What to produce: Leave out the pictures; transcribe all else exactly.

(Data records)
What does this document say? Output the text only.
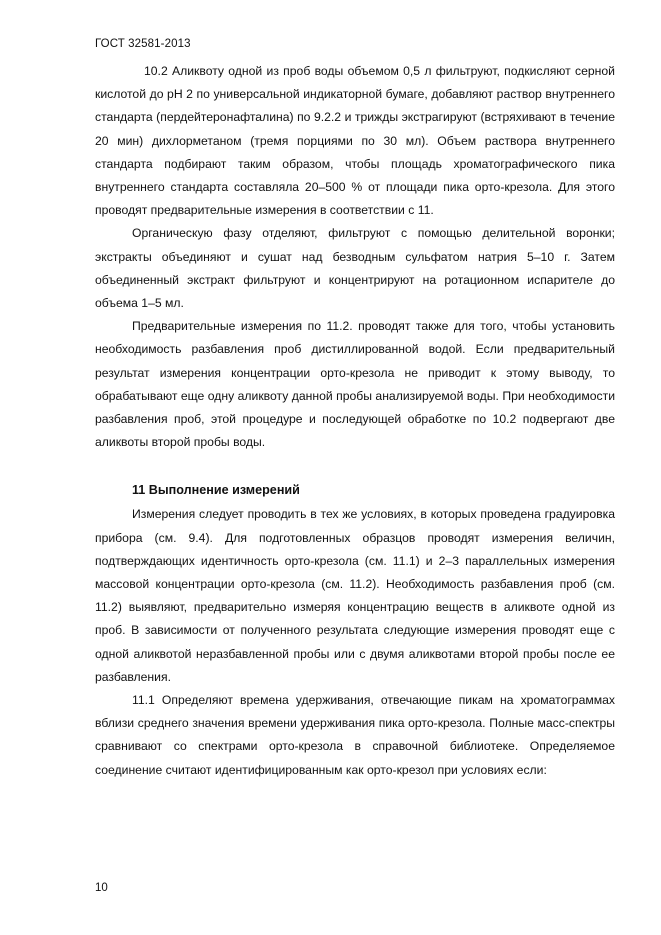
ГОСТ 32581-2013

10.2 Аликвоту одной из проб воды объемом 0,5 л фильтруют, подкисляют серной кислотой до рН 2 по универсальной индикаторной бумаге, добавляют раствор внутреннего стандарта (пердейтеронафталина) по 9.2.2 и трижды экстрагируют (встряхивают в течение 20 мин) дихлорметаном (тремя порциями по 30 мл). Объем раствора внутреннего стандарта подбирают таким образом, чтобы площадь хроматографического пика внутреннего стандарта составляла 20–500 % от площади пика орто-крезола. Для этого проводят предварительные измерения в соответствии с 11.

Органическую фазу отделяют, фильтруют с помощью делительной воронки; экстракты объединяют и сушат над безводным сульфатом натрия 5–10 г. Затем объединенный экстракт фильтруют и концентрируют на ротационном испарителе до объема 1–5 мл.

Предварительные измерения по 11.2. проводят также для того, чтобы установить необходимость разбавления проб дистиллированной водой. Если предварительный результат измерения концентрации орто-крезола не приводит к этому выводу, то обрабатывают еще одну аликвоту данной пробы анализируемой воды. При необходимости разбавления проб, этой процедуре и последующей обработке по 10.2 подвергают две аликвоты второй пробы воды.

11 Выполнение измерений

Измерения следует проводить в тех же условиях, в которых проведена градуировка прибора (см. 9.4). Для подготовленных образцов проводят измерения величин, подтверждающих идентичность орто-крезола (см. 11.1) и 2–3 параллельных измерения массовой концентрации орто-крезола (см. 11.2). Необходимость разбавления проб (см. 11.2) выявляют, предварительно измеряя концентрацию веществ в аликвоте одной из проб. В зависимости от полученного результата следующие измерения проводят еще с одной аликвотой неразбавленной пробы или с двумя аликвотами второй пробы после ее разбавления.

11.1 Определяют времена удерживания, отвечающие пикам на хроматограммах вблизи среднего значения времени удерживания пика орто-крезола. Полные масс-спектры сравнивают со спектрами орто-крезола в справочной библиотеке. Определяемое соединение считают идентифицированным как орто-крезол при условиях если:

10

Solution for this exercise:
What does this document say? Output the text only.
ГОСТ 32581-2013

10.2 Аликвоту одной из проб воды объемом 0,5 л фильтруют, подкисляют серной кислотой до рН 2 по универсальной индикаторной бумаге, добавляют раствор внутреннего стандарта (пердейтеронафталина) по 9.2.2 и трижды экстрагируют (встряхивают в течение 20 мин) дихлорметаном (тремя порциями по 30 мл). Объем раствора внутреннего стандарта подбирают таким образом, чтобы площадь хроматографического пика внутреннего стандарта составляла 20–500 % от площади пика орто-крезола. Для этого проводят предварительные измерения в соответствии с 11.

Органическую фазу отделяют, фильтруют с помощью делительной воронки; экстракты объединяют и сушат над безводным сульфатом натрия 5–10 г. Затем объединенный экстракт фильтруют и концентрируют на ротационном испарителе до объема 1–5 мл.

Предварительные измерения по 11.2. проводят также для того, чтобы установить необходимость разбавления проб дистиллированной водой. Если предварительный результат измерения концентрации орто-крезола не приводит к этому выводу, то обрабатывают еще одну аликвоту данной пробы анализируемой воды. При необходимости разбавления проб, этой процедуре и последующей обработке по 10.2 подвергают две аликвоты второй пробы воды.

11 Выполнение измерений

Измерения следует проводить в тех же условиях, в которых проведена градуировка прибора (см. 9.4). Для подготовленных образцов проводят измерения величин, подтверждающих идентичность орто-крезола (см. 11.1) и 2–3 параллельных измерения массовой концентрации орто-крезола (см. 11.2). Необходимость разбавления проб (см. 11.2) выявляют, предварительно измеряя концентрацию веществ в аликвоте одной из проб. В зависимости от полученного результата следующие измерения проводят еще с одной аликвотой неразбавленной пробы или с двумя аликвотами второй пробы после ее разбавления.

11.1 Определяют времена удерживания, отвечающие пикам на хроматограммах вблизи среднего значения времени удерживания пика орто-крезола. Полные масс-спектры сравнивают со спектрами орто-крезола в справочной библиотеке. Определяемое соединение считают идентифицированным как орто-крезол при условиях если:

10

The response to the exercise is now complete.